Goal:
Can you copy out the data exactly? Leave the images out.

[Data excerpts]
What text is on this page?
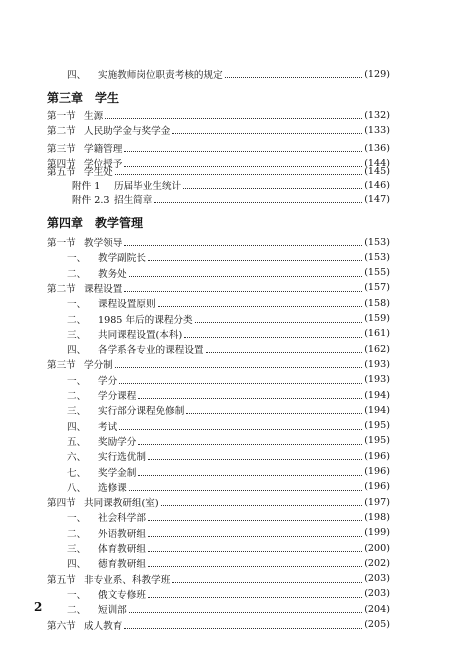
四、	实施教师岗位职责考核的规定	(129)
第三章 学生
第一节 生源	(132)
第二节 人民助学金与奖学金	(133)
第三节 学籍管理	(136)
第四节 学位授予	(144)
第五节 学生处	(145)
附件 1	历届毕业生统计	(146)
附件 2.3 招生简章	(147)
第四章 教学管理
第一节 教学领导	(153)
一、	教学副院长	(153)
二、	教务处	(155)
第二节 课程设置	(157)
一、	课程设置原则	(158)
二、	1985 年后的课程分类	(159)
三、	共同课程设置(本科)	(161)
四、	各学系各专业的课程设置	(162)
第三节 学分制	(193)
一、	学分	(193)
二、	学分课程	(194)
三、	实行部分课程免修制	(194)
四、	考试	(195)
五、	奖励学分	(195)
六、	实行选优制	(196)
七、	奖学金制	(196)
八、	选修课	(196)
第四节 共同课教研组(室)	(197)
一、	社会科学部	(198)
二、	外语教研组	(199)
三、	体育教研组	(200)
四、	德育教研组	(202)
第五节 非专业系、科教学班	(203)
一、	俄文专修班	(203)
二、	短训部	(204)
第六节 成人教育	(205)
2
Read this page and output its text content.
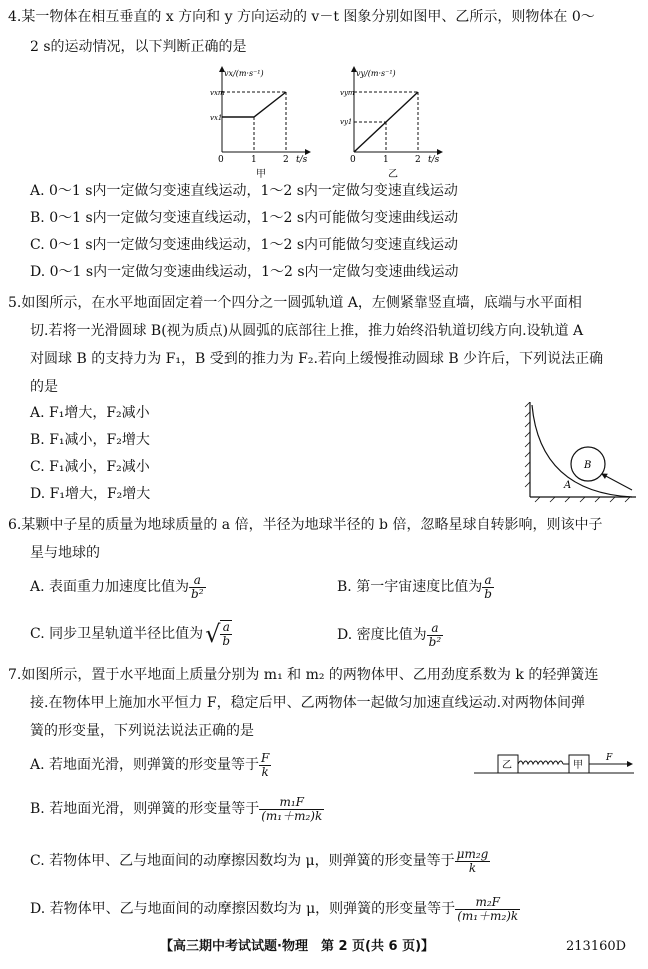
4.某一物体在相互垂直的 x 方向和 y 方向运动的 v－t 图象分别如图甲、乙所示，则物体在 0～
2 s的运动情况，以下判断正确的是
vx/(m·s⁻¹)
vxm
vx1
0	1	2 t/s
甲
vy/(m·s⁻¹)
vym
vy1
0	1	2 t/s
乙
A. 0～1 s内一定做匀变速直线运动，1～2 s内一定做匀变速直线运动
B. 0～1 s内一定做匀变速直线运动，1～2 s内可能做匀变速曲线运动
C. 0～1 s内一定做匀变速曲线运动，1～2 s内可能做匀变速直线运动
D. 0～1 s内一定做匀变速曲线运动，1～2 s内一定做匀变速曲线运动
5.如图所示，在水平地面固定着一个四分之一圆弧轨道 A，左侧紧靠竖直墙，底端与水平面相
切.若将一光滑圆球 B(视为质点)从圆弧的底部往上推，推力始终沿轨道切线方向.设轨道 A
对圆球 B 的支持力为 F₁，B 受到的推力为 F₂.若向上缓慢推动圆球 B 少许后，下列说法正确
的是
A. F₁增大，F₂减小
B. F₁减小，F₂增大
C. F₁减小，F₂减小
D. F₁增大，F₂增大
B
A
6.某颗中子星的质量为地球质量的 a 倍，半径为地球半径的 b 倍，忽略星球自转影响，则该中子
星与地球的
A. 表面重力加速度比值为 $\frac{a}{\text{b²}}$	B. 第一宇宙速度比值为 $\frac{a}{b}$
C. 同步卫星轨道半径比值为 √ $\frac{a}{b}$	D. 密度比值为 $\frac{a}{\text{b²}}$
7.如图所示，置于水平地面上质量分别为 m₁ 和 m₂ 的两物体甲、乙用劲度系数为 k 的轻弹簧连
接.在物体甲上施加水平恒力 F，稳定后甲、乙两物体一起做匀加速直线运动.对两物体间弹
簧的形变量，下列说法说法正确的是
A. 若地面光滑，则弹簧的形变量等于 $\frac{F}{k}$	乙	甲
F
B. 若地面光滑，则弹簧的形变量等于 $\frac{\text{m₁F}}{\text{(m₁＋m₂)k}}$
C. 若物体甲、乙与地面间的动摩擦因数均为 μ，则弹簧的形变量等于 $\frac{\text{μm₂g}}{k}$
D. 若物体甲、乙与地面间的动摩擦因数均为 μ，则弹簧的形变量等于 $\frac{\text{m₂F}}{\text{(m₁＋m₂)k}}$
【高三期中考试试题·物理　第 2 页(共 6 页)】	213160D
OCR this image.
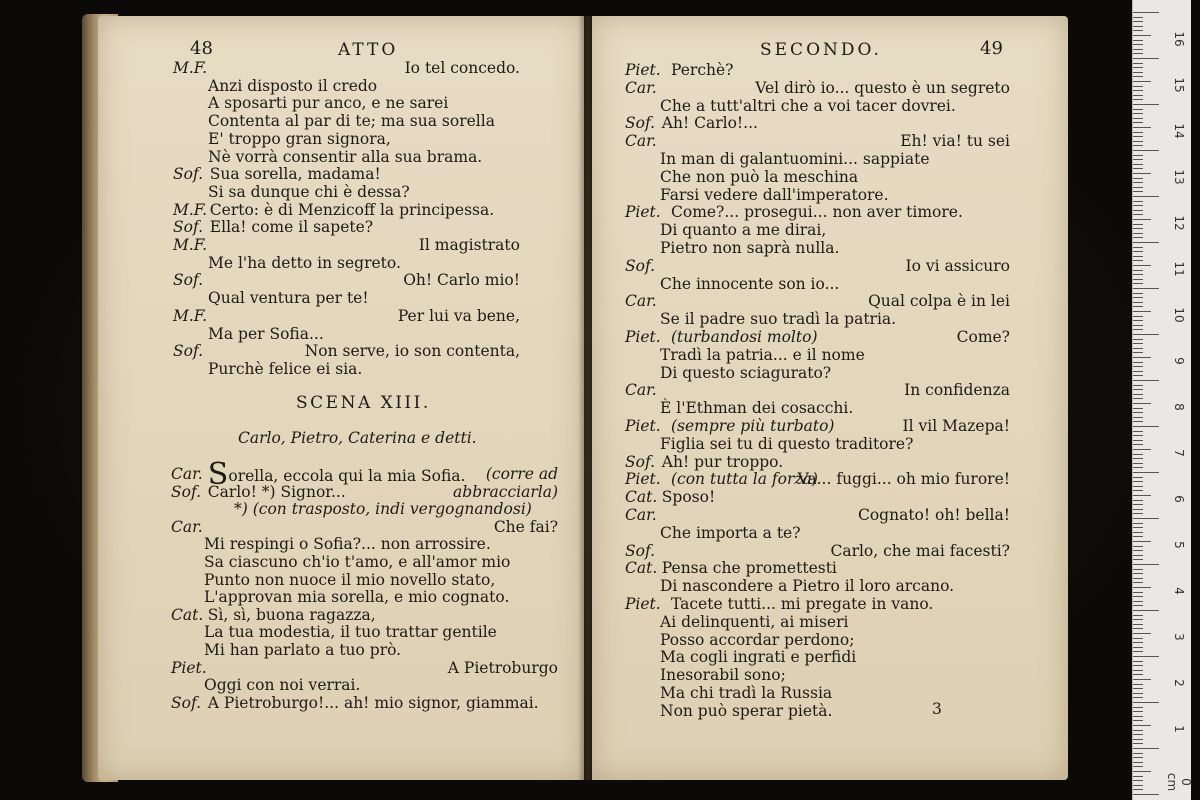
48	ATTO
M.F.	Io tel concedo.
Anzi disposto il credo
A sposarti pur anco, e ne sarei
Contenta al par di te; ma sua sorella
E' troppo gran signora,
Nè vorrà consentir alla sua brama.
Sof. Sua sorella, madama!
Si sa dunque chi è dessa?
M.F. Certo: è di Menzicoff la principessa.
Sof. Ella! come il sapete?
M.F.	Il magistrato
Me l'ha detto in segreto.
Sof.	Oh! Carlo mio!
Qual ventura per te!
M.F.	Per lui va bene,
Ma per Sofia...
Sof.	Non serve, io son contenta,
Purchè felice ei sia.
SCENA XIII.
Carlo, Pietro, Caterina e detti.
Car. Sorella, eccola qui la mia Sofia. (corre ad
Sof. Carlo! *) Signor...	abbracciarla)
*) (con trasposto, indi vergognandosi)
Car.	Che fai?
Mi respingi o Sofia?... non arrossire.
Sa ciascuno ch'io t'amo, e all'amor mio
Punto non nuoce il mio novello stato,
L'approvan mia sorella, e mio cognato.
Cat. Sì, sì, buona ragazza,
La tua modestia, il tuo trattar gentile
Mi han parlato a tuo prò.
Piet.	A Pietroburgo
Oggi con noi verrai.
Sof. A Pietroburgo!... ah! mio signor, giammai.
SECONDO.	49
Piet. Perchè?
Car.	Vel dirò io... questo è un segreto
Che a tutt'altri che a voi tacer dovrei.
Sof. Ah! Carlo!...
Car.	Eh! via! tu sei
In man di galantuomini... sappiate
Che non può la meschina
Farsi vedere dall'imperatore.
Piet. Come?... prosegui... non aver timore.
Di quanto a me dirai,
Pietro non saprà nulla.
Sof.	Io vi assicuro
Che innocente son io...
Car.	Qual colpa è in lei
Se il padre suo tradì la patria.
Piet. (turbandosi molto)	Come?
Tradì la patria... e il nome
Di questo sciagurato?
Car.	In confidenza
È l'Ethman dei cosacchi.
Piet. (sempre più turbato)	Il vil Mazepa!
Figlia sei tu di questo traditore?
Sof. Ah! pur troppo.
Piet. (con tutta la forza)
Va... fuggi... oh mio furore!
Cat. Sposo!
Car.	Cognato! oh! bella!
Che importa a te?
Sof.	Carlo, che mai facesti?
Cat. Pensa che promettesti
Di nascondere a Pietro il loro arcano.
Piet. Tacete tutti... mi pregate in vano.
Ai delinquenti, ai miseri
Posso accordar perdono;
Ma cogli ingrati e perfidi
Inesorabil sono;
Ma chi tradì la Russia
Non può sperar pietà.	3
16
15
14
13
12
11
10
9
8
7
6
5
4
3
2
1
0 cm
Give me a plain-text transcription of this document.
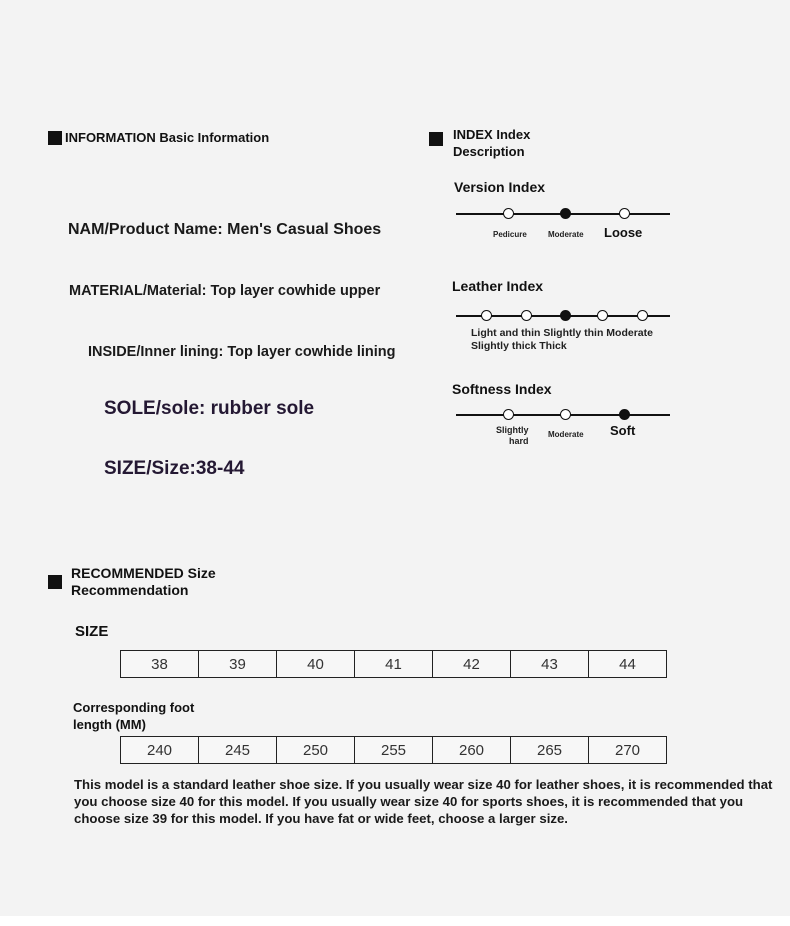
INFORMATION Basic Information
NAM/Product Name: Men's Casual Shoes
MATERIAL/Material: Top layer cowhide upper
INSIDE/Inner lining: Top layer cowhide lining
SOLE/sole: rubber sole
SIZE/Size:38-44
INDEX Index
Description
Version Index
Pedicure	Moderate Loose
Leather Index
Light and thin Slightly thin Moderate
Slightly thick Thick
Softness Index
Slightly
hard
Moderate Soft
RECOMMENDED Size
Recommendation
SIZE
38	39	40	41	42	43	44
Corresponding foot
length (MM)
240	245	250	255	260	265	270
This model is a standard leather shoe size. If you usually wear size 40 for leather shoes, it is recommended that you choose size 40 for this model. If you usually wear size 40 for sports shoes, it is recommended that you choose size 39 for this model. If you have fat or wide feet, choose a larger size.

Response to the exercise:
What text is on this page?
四、	实施教师岗位职责考核的规定	(129)
第三章 学生
第一节 生源	(132)
第二节 人民助学金与奖学金	(133)
第三节 学籍管理	(136)
第四节 学位授予	(144)
第五节 学生处	(145)
附件 1	历届毕业生统计	(146)
附件 2.3 招生简章	(147)
第四章 教学管理
第一节 教学领导	(153)
一、	教学副院长	(153)
二、	教务处	(155)
第二节 课程设置	(157)
一、	课程设置原则	(158)
二、	1985 年后的课程分类	(159)
三、	共同课程设置(本科)	(161)
四、	各学系各专业的课程设置	(162)
第三节 学分制	(193)
一、	学分	(193)
二、	学分课程	(194)
三、	实行部分课程免修制	(194)
四、	考试	(195)
五、	奖励学分	(195)
六、	实行选优制	(196)
七、	奖学金制	(196)
八、	选修课	(196)
第四节 共同课教研组(室)	(197)
一、	社会科学部	(198)
二、	外语教研组	(199)
三、	体育教研组	(200)
四、	德育教研组	(202)
第五节 非专业系、科教学班	(203)
一、	俄文专修班	(203)
二、	短训部	(204)
第六节 成人教育	(205)
2
Read this page and output its text content.
4.某一物体在相互垂直的 x 方向和 y 方向运动的 v－t 图象分别如图甲、乙所示，则物体在 0～
2 s的运动情况，以下判断正确的是
vx/(m·s⁻¹)
vxm
vx1
0	1	2 t/s
甲
vy/(m·s⁻¹)
vym
vy1
0	1	2 t/s
乙
A. 0～1 s内一定做匀变速直线运动，1～2 s内一定做匀变速直线运动
B. 0～1 s内一定做匀变速直线运动，1～2 s内可能做匀变速曲线运动
C. 0～1 s内一定做匀变速曲线运动，1～2 s内可能做匀变速直线运动
D. 0～1 s内一定做匀变速曲线运动，1～2 s内一定做匀变速曲线运动
5.如图所示，在水平地面固定着一个四分之一圆弧轨道 A，左侧紧靠竖直墙，底端与水平面相
切.若将一光滑圆球 B(视为质点)从圆弧的底部往上推，推力始终沿轨道切线方向.设轨道 A
对圆球 B 的支持力为 F₁，B 受到的推力为 F₂.若向上缓慢推动圆球 B 少许后，下列说法正确
的是
A. F₁增大，F₂减小
B. F₁减小，F₂增大
C. F₁减小，F₂减小
D. F₁增大，F₂增大
B
A
6.某颗中子星的质量为地球质量的 a 倍，半径为地球半径的 b 倍，忽略星球自转影响，则该中子
星与地球的
A. 表面重力加速度比值为 $\frac{a}{\text{b²}}$	B. 第一宇宙速度比值为 $\frac{a}{b}$
C. 同步卫星轨道半径比值为 √ $\frac{a}{b}$	D. 密度比值为 $\frac{a}{\text{b²}}$
7.如图所示，置于水平地面上质量分别为 m₁ 和 m₂ 的两物体甲、乙用劲度系数为 k 的轻弹簧连
接.在物体甲上施加水平恒力 F，稳定后甲、乙两物体一起做匀加速直线运动.对两物体间弹
簧的形变量，下列说法说法正确的是
A. 若地面光滑，则弹簧的形变量等于 $\frac{F}{k}$	乙	甲
F
B. 若地面光滑，则弹簧的形变量等于 $\frac{\text{m₁F}}{\text{(m₁＋m₂)k}}$
C. 若物体甲、乙与地面间的动摩擦因数均为 μ，则弹簧的形变量等于 $\frac{\text{μm₂g}}{k}$
D. 若物体甲、乙与地面间的动摩擦因数均为 μ，则弹簧的形变量等于 $\frac{\text{m₂F}}{\text{(m₁＋m₂)k}}$
【高三期中考试试题·物理　第 2 页(共 6 页)】	213160D
OCR this image.
48	ATTO
M.F.	Io tel concedo.
Anzi disposto il credo
A sposarti pur anco, e ne sarei
Contenta al par di te; ma sua sorella
E' troppo gran signora,
Nè vorrà consentir alla sua brama.
Sof. Sua sorella, madama!
Si sa dunque chi è dessa?
M.F. Certo: è di Menzicoff la principessa.
Sof. Ella! come il sapete?
M.F.	Il magistrato
Me l'ha detto in segreto.
Sof.	Oh! Carlo mio!
Qual ventura per te!
M.F.	Per lui va bene,
Ma per Sofia...
Sof.	Non serve, io son contenta,
Purchè felice ei sia.
SCENA XIII.
Carlo, Pietro, Caterina e detti.
Car. Sorella, eccola qui la mia Sofia. (corre ad
Sof. Carlo! *) Signor...	abbracciarla)
*) (con trasposto, indi vergognandosi)
Car.	Che fai?
Mi respingi o Sofia?... non arrossire.
Sa ciascuno ch'io t'amo, e all'amor mio
Punto non nuoce il mio novello stato,
L'approvan mia sorella, e mio cognato.
Cat. Sì, sì, buona ragazza,
La tua modestia, il tuo trattar gentile
Mi han parlato a tuo prò.
Piet.	A Pietroburgo
Oggi con noi verrai.
Sof. A Pietroburgo!... ah! mio signor, giammai.
SECONDO.	49
Piet. Perchè?
Car.	Vel dirò io... questo è un segreto
Che a tutt'altri che a voi tacer dovrei.
Sof. Ah! Carlo!...
Car.	Eh! via! tu sei
In man di galantuomini... sappiate
Che non può la meschina
Farsi vedere dall'imperatore.
Piet. Come?... prosegui... non aver timore.
Di quanto a me dirai,
Pietro non saprà nulla.
Sof.	Io vi assicuro
Che innocente son io...
Car.	Qual colpa è in lei
Se il padre suo tradì la patria.
Piet. (turbandosi molto)	Come?
Tradì la patria... e il nome
Di questo sciagurato?
Car.	In confidenza
È l'Ethman dei cosacchi.
Piet. (sempre più turbato)	Il vil Mazepa!
Figlia sei tu di questo traditore?
Sof. Ah! pur troppo.
Piet. (con tutta la forza)
Va... fuggi... oh mio furore!
Cat. Sposo!
Car.	Cognato! oh! bella!
Che importa a te?
Sof.	Carlo, che mai facesti?
Cat. Pensa che promettesti
Di nascondere a Pietro il loro arcano.
Piet. Tacete tutti... mi pregate in vano.
Ai delinquenti, ai miseri
Posso accordar perdono;
Ma cogli ingrati e perfidi
Inesorabil sono;
Ma chi tradì la Russia
Non può sperar pietà.	3
16
15
14
13
12
11
10
9
8
7
6
5
4
3
2
1
0 cm
Give me a plain-text transcription of this document.
INFORMATION Basic Information
NAM/Product Name: Men's Casual Shoes
MATERIAL/Material: Top layer cowhide upper
INSIDE/Inner lining: Top layer cowhide lining
SOLE/sole: rubber sole
SIZE/Size:38-44
INDEX Index
Description
Version Index
Pedicure	Moderate Loose
Leather Index
Light and thin Slightly thin Moderate
Slightly thick Thick
Softness Index
Slightly
hard
Moderate Soft
RECOMMENDED Size
Recommendation
SIZE
38	39	40	41	42	43	44
Corresponding foot
length (MM)
240	245	250	255	260	265	270
This model is a standard leather shoe size. If you usually wear size 40 for leather shoes, it is recommended that you choose size 40 for this model. If you usually wear size 40 for sports shoes, it is recommended that you choose size 39 for this model. If you have fat or wide feet, choose a larger size.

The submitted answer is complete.